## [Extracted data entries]

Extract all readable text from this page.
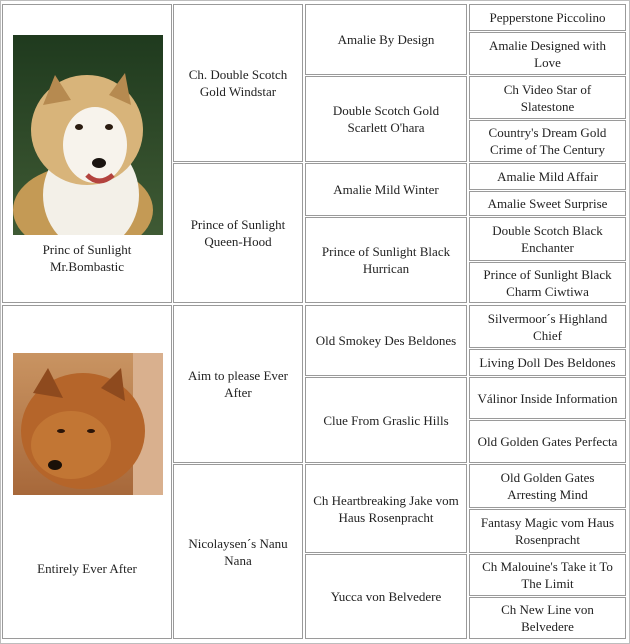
Princ of Sunlight Mr.Bombastic
Entirely Ever After
Ch. Double Scotch Gold Windstar
Prince of Sunlight Queen-Hood
Aim to please Ever After
Nicolaysen´s Nanu Nana
Amalie By Design
Double Scotch Gold Scarlett O'hara
Amalie Mild Winter
Prince of Sunlight Black Hurrican
Old Smokey Des Beldones
Clue From Graslic Hills
Ch Heartbreaking Jake vom Haus Rosenpracht
Yucca von Belvedere
Pepperstone Piccolino
Amalie Designed with Love
Ch Video Star of Slatestone
Country's Dream Gold Crime of The Century
Amalie Mild Affair
Amalie Sweet Surprise
Double Scotch Black Enchanter
Prince of Sunlight Black Charm Ciwtiwa
Silvermoor´s Highland Chief
Living Doll Des Beldones
Válinor Inside Information
Old Golden Gates Perfecta
Old Golden Gates Arresting Mind
Fantasy Magic vom Haus Rosenpracht
Ch Malouine's Take it To The Limit
Ch New Line von Belvedere
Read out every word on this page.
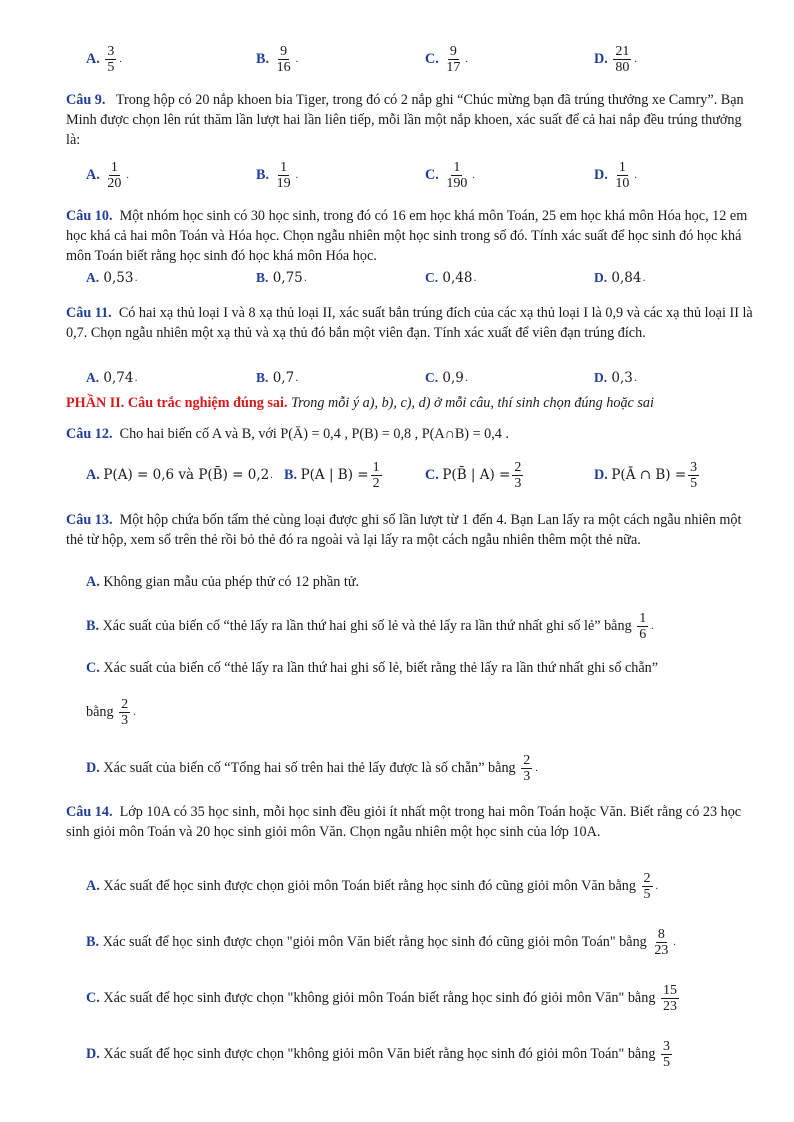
A.
$\frac{3}{5}$ .	B.
$\frac{9}{16}$ .	C.
$\frac{9}{17}$ .	D.
$\frac{21}{80}$ .
Câu 9. Trong hộp có 20 nắp khoen bia Tiger, trong đó có 2 nắp ghi “Chúc mừng bạn đã trúng thưởng xe Camry”. Bạn Minh được chọn lên rút thăm lần lượt hai lần liên tiếp, mỗi lần một nắp khoen, xác suất để cả hai nắp đều trúng thưởng là:
A.
$\frac{1}{20}$ .	B.
$\frac{1}{19}$ .	C.
$\frac{1}{190}$ .	D.
$\frac{1}{10}$ .
Câu 10. Một nhóm học sinh có 30 học sinh, trong đó có 16 em học khá môn Toán, 25 em học khá môn Hóa học, 12 em học khá cả hai môn Toán và Hóa học. Chọn ngẫu nhiên một học sinh trong số đó. Tính xác suất để học sinh đó học khá môn Toán biết rằng học sinh đó học khá môn Hóa học.
A.
0,53 .	B.
0,75 .	C.
0,48 .	D.
0,84 .
Câu 11. Có hai xạ thủ loại I và 8 xạ thủ loại II, xác suất bắn trúng đích của các xạ thủ loại I là 0,9 và các xạ thủ loại II là 0,7. Chọn ngẫu nhiên một xạ thủ và xạ thủ đó bắn một viên đạn. Tính xác xuất để viên đạn trúng đích.
A.
0,74 .	B.
0,7 .	C.
0,9 .	D.
0,3 .
PHẦN II. Câu trắc nghiệm đúng sai. Trong mỗi ý a), b), c), d) ở mỗi câu, thí sinh chọn đúng hoặc sai
Câu 12. Cho hai biến cố A và B, với P(Ā) = 0,4 , P(B) = 0,8 , P(A∩B) = 0,4 .
A.
P(A) = 0,6 và P(B̄) = 0,2 . B.
P(A | $B) = \frac{1}{2}$	C.
P(B̄ | $A) = \frac{2}{3}$	D.
P(Ā ∩ $B) = \frac{3}{5}$
Câu 13. Một hộp chứa bốn tấm thẻ cùng loại được ghi số lần lượt từ 1 đến 4. Bạn Lan lấy ra một cách ngẫu nhiên một thẻ từ hộp, xem số trên thẻ rồi bỏ thẻ đó ra ngoài và lại lấy ra một cách ngẫu nhiên thêm một thẻ nữa.
A.
Không gian mẫu của phép thử có 12 phần tử.
B.
Xác suất của biến cố “thẻ lấy ra lần thứ hai ghi số lẻ và thẻ lấy ra lần thứ nhất ghi số lẻ” bằng
$\frac{1}{6}$ .
C.
Xác suất của biến cố “thẻ lấy ra lần thứ hai ghi số lẻ, biết rằng thẻ lấy ra lần thứ nhất ghi số chẵn”
bằng
$\frac{2}{3}$ .
D.
Xác suất của biến cố “Tổng hai số trên hai thẻ lấy được là số chẵn” bằng
$\frac{2}{3}$ .
Câu 14. Lớp 10A có 35 học sinh, mỗi học sinh đều giỏi ít nhất một trong hai môn Toán hoặc Văn. Biết rằng có 23 học sinh giỏi môn Toán và 20 học sinh giỏi môn Văn. Chọn ngẫu nhiên một học sinh của lớp 10A.
A.
Xác suất để học sinh được chọn giỏi môn Toán biết rằng học sinh đó cũng giỏi môn Văn bằng
$\frac{2}{5}$ .
B.
Xác suất để học sinh được chọn "giỏi môn Văn biết rằng học sinh đó cũng giỏi môn Toán" bằng
$\frac{8}{23}$ .
C.
Xác suất để học sinh được chọn "không giỏi môn Toán biết rằng học sinh đó giỏi môn Văn" bằng
$\frac{15}{23}$
D.
Xác suất để học sinh được chọn "không giỏi môn Văn biết rằng học sinh đó giỏi môn Toán" bằng
$\frac{3}{5}$
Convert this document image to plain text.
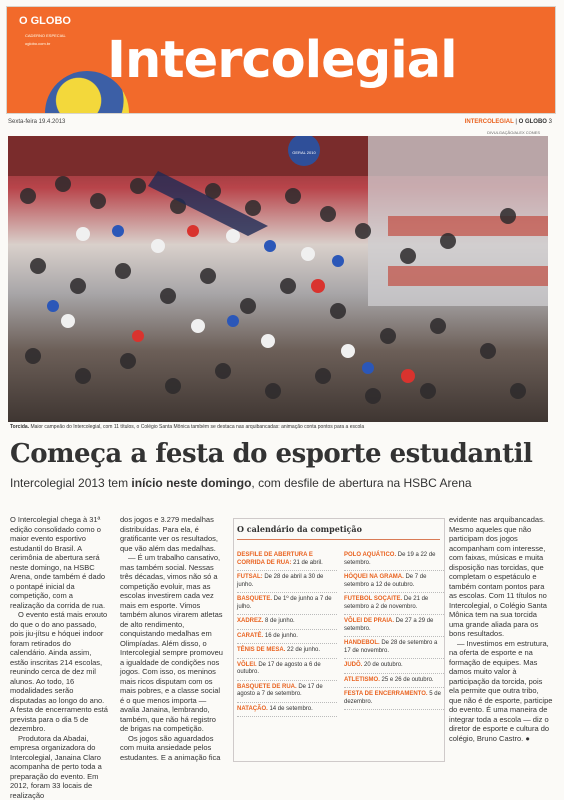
O GLOBO
CADERNO ESPECIAL
oglobo.com.br Intercolegial
Sexta-feira 19.4.2013	INTERCOLEGIAL | O GLOBO 3
DIVULGAÇÃO/ALEX CONES
GERAL 2010
Torcida. Maior campeão do Intercolegial, com 11 títulos, o Colégio Santa Mônica também se destaca nas arquibancadas: animação conta pontos para a escola
Começa a festa do esporte estudantil
Intercolegial 2013 tem início neste domingo, com desfile de abertura na HSBC Arena

O Intercolegial chega à 31ª edição consolidado como o maior evento esportivo estudantil do Brasil. A cerimônia de abertura será neste domingo, na HSBC Arena, onde também é dado o pontapé inicial da competição, com a realização da corrida de rua.

O evento está mais enxuto do que o do ano passado, pois jiu-jítsu e hóquei indoor foram retirados do calendário. Ainda assim, estão inscritas 214 escolas, reunindo cerca de dez mil alunos. Ao todo, 16 modalidades serão disputadas ao longo do ano. A festa de encerramento está prevista para o dia 5 de dezembro.

Produtora da Abadai, empresa organizadora do Intercolegial, Janaina Claro acompanha de perto toda a preparação do evento. Em 2012, foram 33 locais de realização

dos jogos e 3.279 medalhas distribuídas. Para ela, é gratificante ver os resultados, que vão além das medalhas.

— É um trabalho cansativo, mas também social. Nessas três décadas, vimos não só a competição evoluir, mas as escolas investirem cada vez mais em esporte. Vimos também alunos virarem atletas de alto rendimento, conquistando medalhas em Olimpíadas. Além disso, o Intercolegial sempre promoveu a igualdade de condições nos jogos. Com isso, os meninos mais ricos disputam com os mais pobres, e a classe social é o que menos importa — avalia Janaina, lembrando, também, que não há registro de brigas na competição.

Os jogos são aguardados com muita ansiedade pelos estudantes. E a animação fica

O calendário da competição
DESFILE DE ABERTURA E CORRIDA DE RUA: 21 de abril.
FUTSAL: De 28 de abril a 30 de junho.
BASQUETE. De 1º de junho a 7 de julho.
XADREZ. 8 de junho.
CARATÊ. 16 de junho.
TÊNIS DE MESA. 22 de junho.
VÔLEI. De 17 de agosto a 6 de outubro.
BASQUETE DE RUA. De 17 de agosto a 7 de setembro.
NATAÇÃO. 14 de setembro.
POLO AQUÁTICO. De 19 a 22 de setembro.
HÓQUEI NA GRAMA. De 7 de setembro a 12 de outubro.
FUTEBOL SOÇAITE. De 21 de setembro a 2 de novembro.
VÔLEI DE PRAIA. De 27 a 29 de setembro.
HANDEBOL. De 28 de setembro a 17 de novembro.
JUDÔ. 20 de outubro.
ATLETISMO. 25 e 26 de outubro.
FESTA DE ENCERRAMENTO. 5 de dezembro.

evidente nas arquibancadas. Mesmo aqueles que não participam dos jogos acompanham com interesse, com faixas, músicas e muita disposição nas torcidas, que completam o espetáculo e também contam pontos para as escolas. Com 11 títulos no Intercolegial, o Colégio Santa Mônica tem na sua torcida uma grande aliada para os bons resultados.

— Investimos em estrutura, na oferta de esporte e na formação de equipes. Mas damos muito valor à participação da torcida, pois ela permite que outra tribo, que não é de esporte, participe do evento. É uma maneira de integrar toda a escola — diz o diretor de esporte e cultura do colégio, Bruno Castro. ●
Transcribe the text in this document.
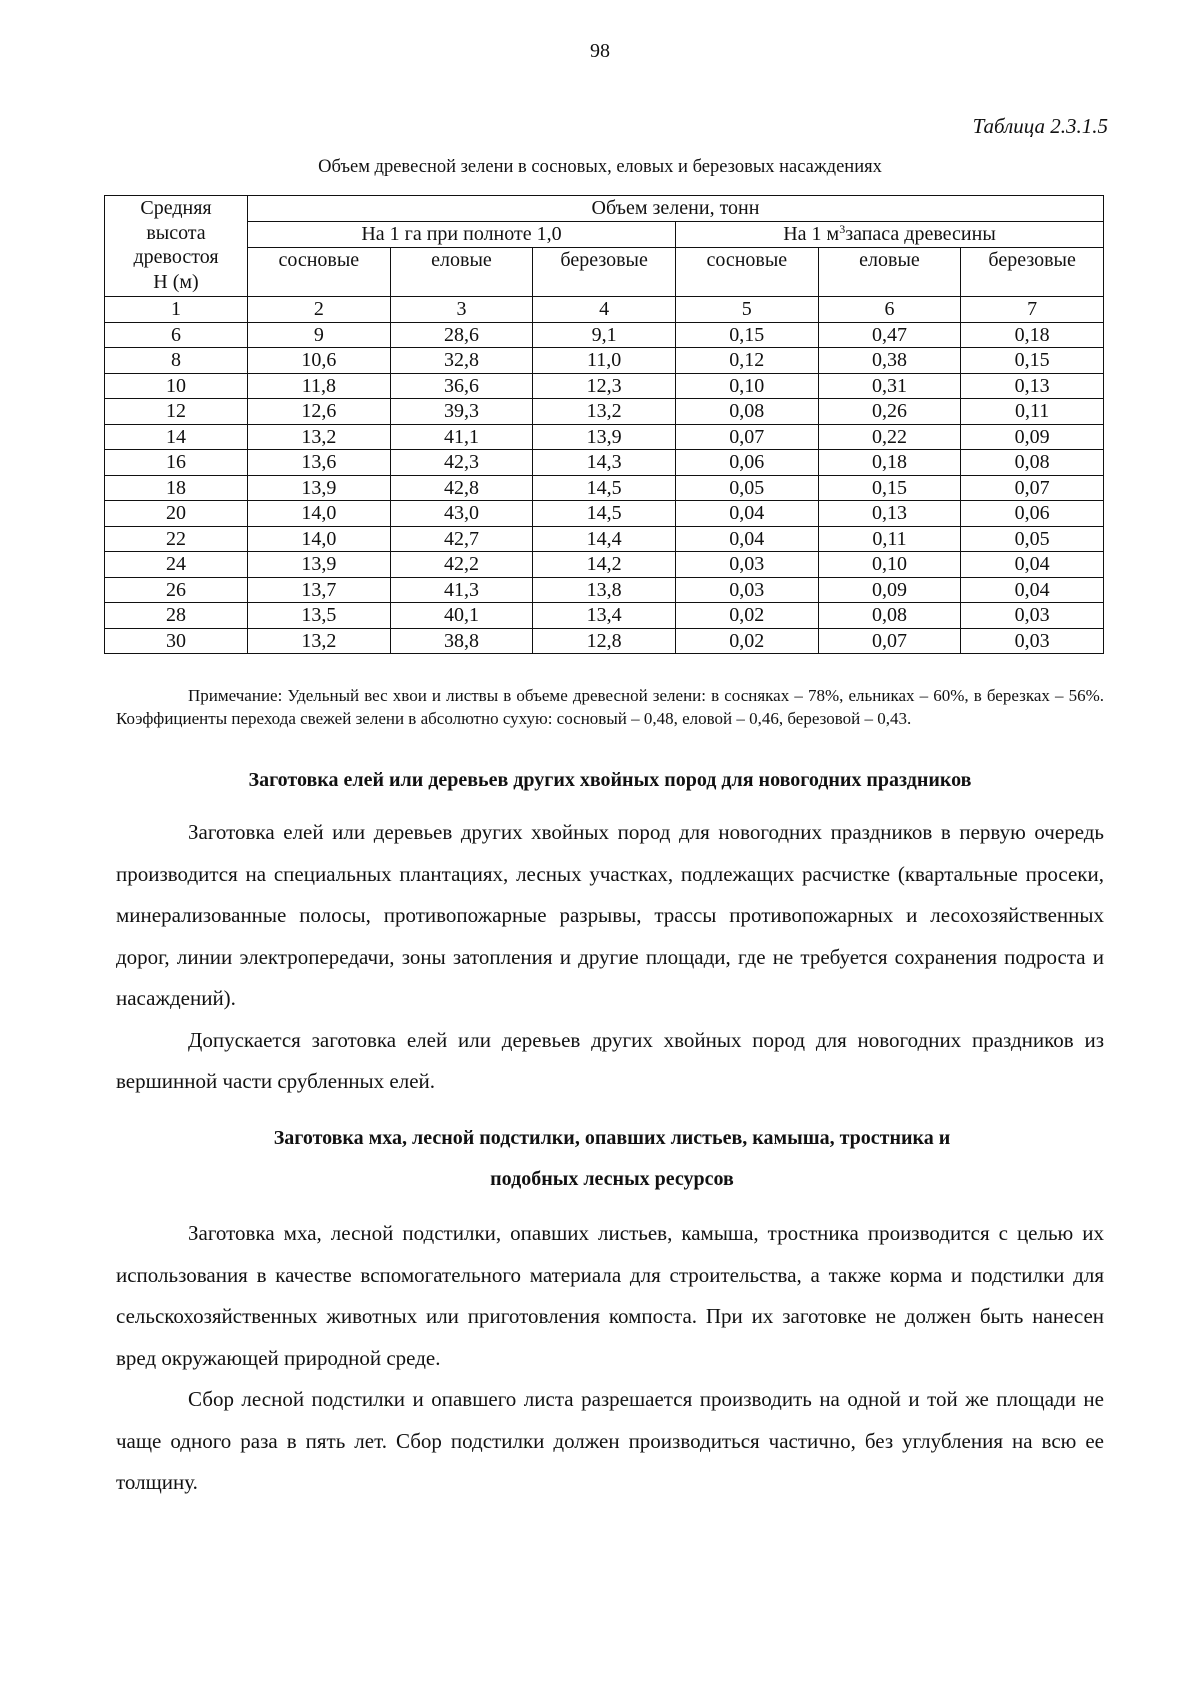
98
Таблица 2.3.1.5
Объем древесной зелени в сосновых, еловых и березовых насаждениях
Средняя
высота
древостоя
Н (м)	Объем зелени, тонн					
	На 1 га при полноте 1,0			На 1 $м^3запаса$ древесины		
	сосновые	еловые	березовые	сосновые	еловые	березовые
1	2	3	4	5	6	7
6	9	28,6	9,1	0,15	0,47	0,18
8	10,6	32,8	11,0	0,12	0,38	0,15
10	11,8	36,6	12,3	0,10	0,31	0,13
12	12,6	39,3	13,2	0,08	0,26	0,11
14	13,2	41,1	13,9	0,07	0,22	0,09
16	13,6	42,3	14,3	0,06	0,18	0,08
18	13,9	42,8	14,5	0,05	0,15	0,07
20	14,0	43,0	14,5	0,04	0,13	0,06
22	14,0	42,7	14,4	0,04	0,11	0,05
24	13,9	42,2	14,2	0,03	0,10	0,04
26	13,7	41,3	13,8	0,03	0,09	0,04
28	13,5	40,1	13,4	0,02	0,08	0,03
30	13,2	38,8	12,8	0,02	0,07	0,03

Примечание: Удельный вес хвои и листвы в объеме древесной зелени: в сосняках – 78%, ельниках – 60%, в березках – 56%. Коэффициенты перехода свежей зелени в абсолютно сухую: сосновый – 0,48, еловой – 0,46, березовой – 0,43.

Заготовка елей или деревьев других хвойных пород для новогодних праздников

Заготовка елей или деревьев других хвойных пород для новогодних праздников в первую очередь производится на специальных плантациях, лесных участках, подлежащих расчистке (квартальные просеки, минерализованные полосы, противопожарные разрывы, трассы противопожарных и лесохозяйственных дорог, линии электропередачи, зоны затопления и другие площади, где не требуется сохранения подроста и насаждений).

Допускается заготовка елей или деревьев других хвойных пород для новогодних праздников из вершинной части срубленных елей.

Заготовка мха, лесной подстилки, опавших листьев, камыша, тростника и
подобных лесных ресурсов

Заготовка мха, лесной подстилки, опавших листьев, камыша, тростника производится с целью их использования в качестве вспомогательного материала для строительства, а также корма и подстилки для сельскохозяйственных животных или приготовления компоста. При их заготовке не должен быть нанесен вред окружающей природной среде.

Сбор лесной подстилки и опавшего листа разрешается производить на одной и той же площади не чаще одного раза в пять лет. Сбор подстилки должен производиться частично, без углубления на всю ее толщину.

## [TASK INSTRUCTIONS]
Extract all lines containing the word "Prince".

## [IN RESPONSE]
Prince of Sunlight Queen-Hood
Prince of Sunlight Black Hurrican
Prince of Sunlight Black Charm Ciwtiwa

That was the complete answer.